■ **THE EXERCISE**
Emit the data below verbatim, stripping out any pictures.

■ **DATA LISTING**
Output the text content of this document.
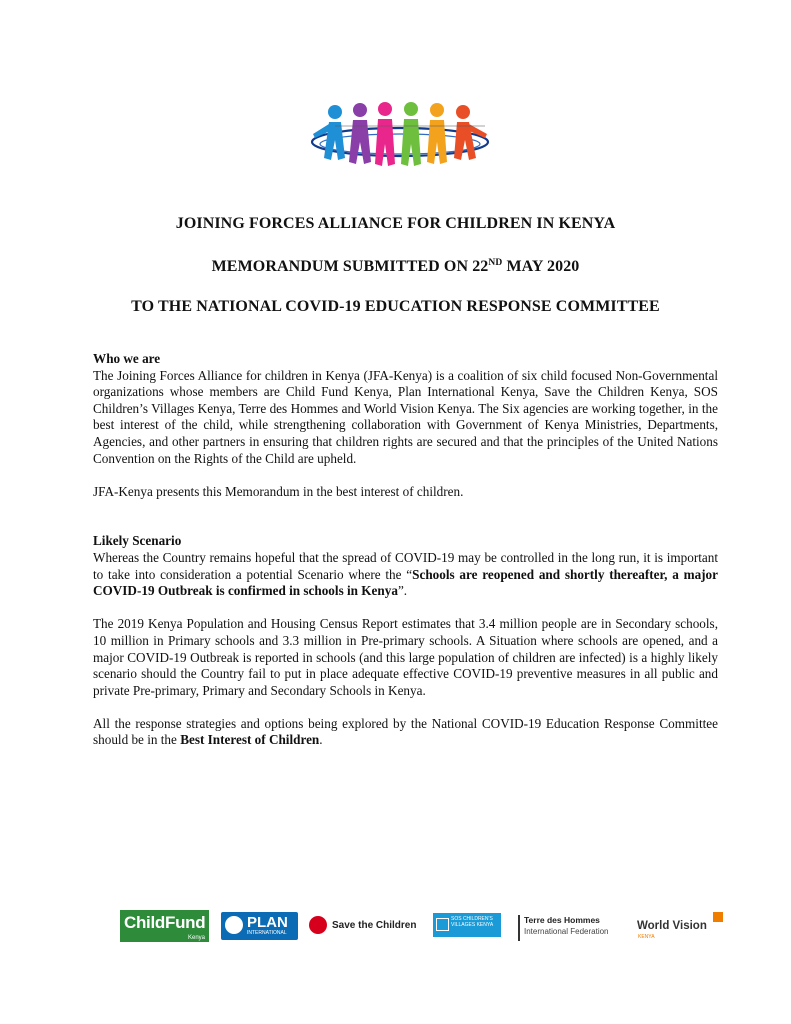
JOINING FORCES ALLIANCE FOR CHILDREN IN KENYA
MEMORANDUM SUBMITTED ON 22ND MAY 2020
TO THE NATIONAL COVID-19 EDUCATION RESPONSE COMMITTEE
Who we are

The Joining Forces Alliance for children in Kenya (JFA-Kenya) is a coalition of six child focused Non-Governmental organizations whose members are Child Fund Kenya, Plan International Kenya, Save the Children Kenya, SOS Children’s Villages Kenya, Terre des Hommes and World Vision Kenya. The Six agencies are working together, in the best interest of the child, while strengthening collaboration with Government of Kenya Ministries, Departments, Agencies, and other partners in ensuring that children rights are secured and that the principles of the United Nations Convention on the Rights of the Child are upheld.

JFA-Kenya presents this Memorandum in the best interest of children.

Likely Scenario

Whereas the Country remains hopeful that the spread of COVID-19 may be controlled in the long run, it is important to take into consideration a potential Scenario where the “Schools are reopened and shortly thereafter, a major COVID-19 Outbreak is confirmed in schools in Kenya”.

The 2019 Kenya Population and Housing Census Report estimates that 3.4 million people are in Secondary schools, 10 million in Primary schools and 3.3 million in Pre-primary schools. A Situation where schools are opened, and a major COVID-19 Outbreak is reported in schools (and this large population of children are infected) is a highly likely scenario should the Country fail to put in place adequate effective COVID-19 preventive measures in all public and private Pre-primary, Primary and Secondary Schools in Kenya.

All the response strategies and options being explored by the National COVID-19 Education Response Committee should be in the Best Interest of Children.

ChildFund
Kenya
PLAN
INTERNATIONAL
Save the Children
SOS CHILDREN'S VILLAGES KENYA	Terre des Hommes
International Federation World Vision
KENYA
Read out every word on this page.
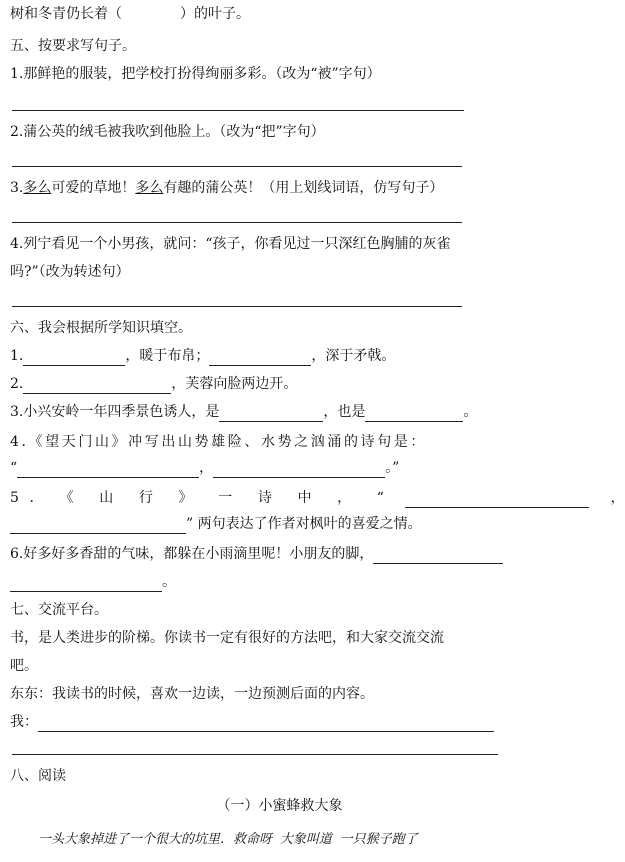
树和冬青仍长着（	）的叶子。
五、按要求写句子。
1.那鲜艳的服装，把学校打扮得绚丽多彩。（改为“被”字句）
2.蒲公英的绒毛被我吹到他脸上。（改为“把”字句）
3.多么可爱的草地！多么有趣的蒲公英！（用上划线词语，仿写句子）
4.列宁看见一个小男孩，就问：“孩子，你看见过一只深红色胸脯的灰雀
吗?”（改为转述句）
六、我会根据所学知识填空。
1.	，暖于布帛；	，深于矛戟。
2.	，芙蓉向脸两边开。
3.小兴安岭一年四季景色诱人，是	，也是	。
4.《望天门山》冲写出山势雄险、水势之汹涌的诗句是：
“	，	。”
5. 《 山 行 》 一 诗 中 ， “	，
” 两句表达了作者对枫叶的喜爱之情。
6.好多好多香甜的气味，都躲在小雨滴里呢！小朋友的脚，
。
七、交流平台。
书，是人类进步的阶梯。你读书一定有很好的方法吧，和大家交流交流
吧。
东东：我读书的时候，喜欢一边读，一边预测后面的内容。
我：
八、阅读
（一）小蜜蜂救大象
一头大象掉进了一个很大的坑里．救命呀 大象叫道 一只猴子跑了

■ **ANSWER TO THE TASK**
Output the text content of this document.
JOINING FORCES ALLIANCE FOR CHILDREN IN KENYA
MEMORANDUM SUBMITTED ON 22ND MAY 2020
TO THE NATIONAL COVID-19 EDUCATION RESPONSE COMMITTEE
Who we are

The Joining Forces Alliance for children in Kenya (JFA-Kenya) is a coalition of six child focused Non-Governmental organizations whose members are Child Fund Kenya, Plan International Kenya, Save the Children Kenya, SOS Children’s Villages Kenya, Terre des Hommes and World Vision Kenya. The Six agencies are working together, in the best interest of the child, while strengthening collaboration with Government of Kenya Ministries, Departments, Agencies, and other partners in ensuring that children rights are secured and that the principles of the United Nations Convention on the Rights of the Child are upheld.

JFA-Kenya presents this Memorandum in the best interest of children.

Likely Scenario

Whereas the Country remains hopeful that the spread of COVID-19 may be controlled in the long run, it is important to take into consideration a potential Scenario where the “Schools are reopened and shortly thereafter, a major COVID-19 Outbreak is confirmed in schools in Kenya”.

The 2019 Kenya Population and Housing Census Report estimates that 3.4 million people are in Secondary schools, 10 million in Primary schools and 3.3 million in Pre-primary schools. A Situation where schools are opened, and a major COVID-19 Outbreak is reported in schools (and this large population of children are infected) is a highly likely scenario should the Country fail to put in place adequate effective COVID-19 preventive measures in all public and private Pre-primary, Primary and Secondary Schools in Kenya.

All the response strategies and options being explored by the National COVID-19 Education Response Committee should be in the Best Interest of Children.

ChildFund
Kenya
PLAN
INTERNATIONAL
Save the Children
SOS CHILDREN'S VILLAGES KENYA	Terre des Hommes
International Federation World Vision
KENYA
Read out every word on this page.
树和冬青仍长着（	）的叶子。
五、按要求写句子。
1.那鲜艳的服装，把学校打扮得绚丽多彩。（改为“被”字句）
2.蒲公英的绒毛被我吹到他脸上。（改为“把”字句）
3.多么可爱的草地！多么有趣的蒲公英！（用上划线词语，仿写句子）
4.列宁看见一个小男孩，就问：“孩子，你看见过一只深红色胸脯的灰雀
吗?”（改为转述句）
六、我会根据所学知识填空。
1.	，暖于布帛；	，深于矛戟。
2.	，芙蓉向脸两边开。
3.小兴安岭一年四季景色诱人，是	，也是	。
4.《望天门山》冲写出山势雄险、水势之汹涌的诗句是：
“	，	。”
5. 《 山 行 》 一 诗 中 ， “	，
” 两句表达了作者对枫叶的喜爱之情。
6.好多好多香甜的气味，都躲在小雨滴里呢！小朋友的脚，
。
七、交流平台。
书，是人类进步的阶梯。你读书一定有很好的方法吧，和大家交流交流
吧。
东东：我读书的时候，喜欢一边读，一边预测后面的内容。
我：
八、阅读
（一）小蜜蜂救大象
一头大象掉进了一个很大的坑里．救命呀 大象叫道 一只猴子跑了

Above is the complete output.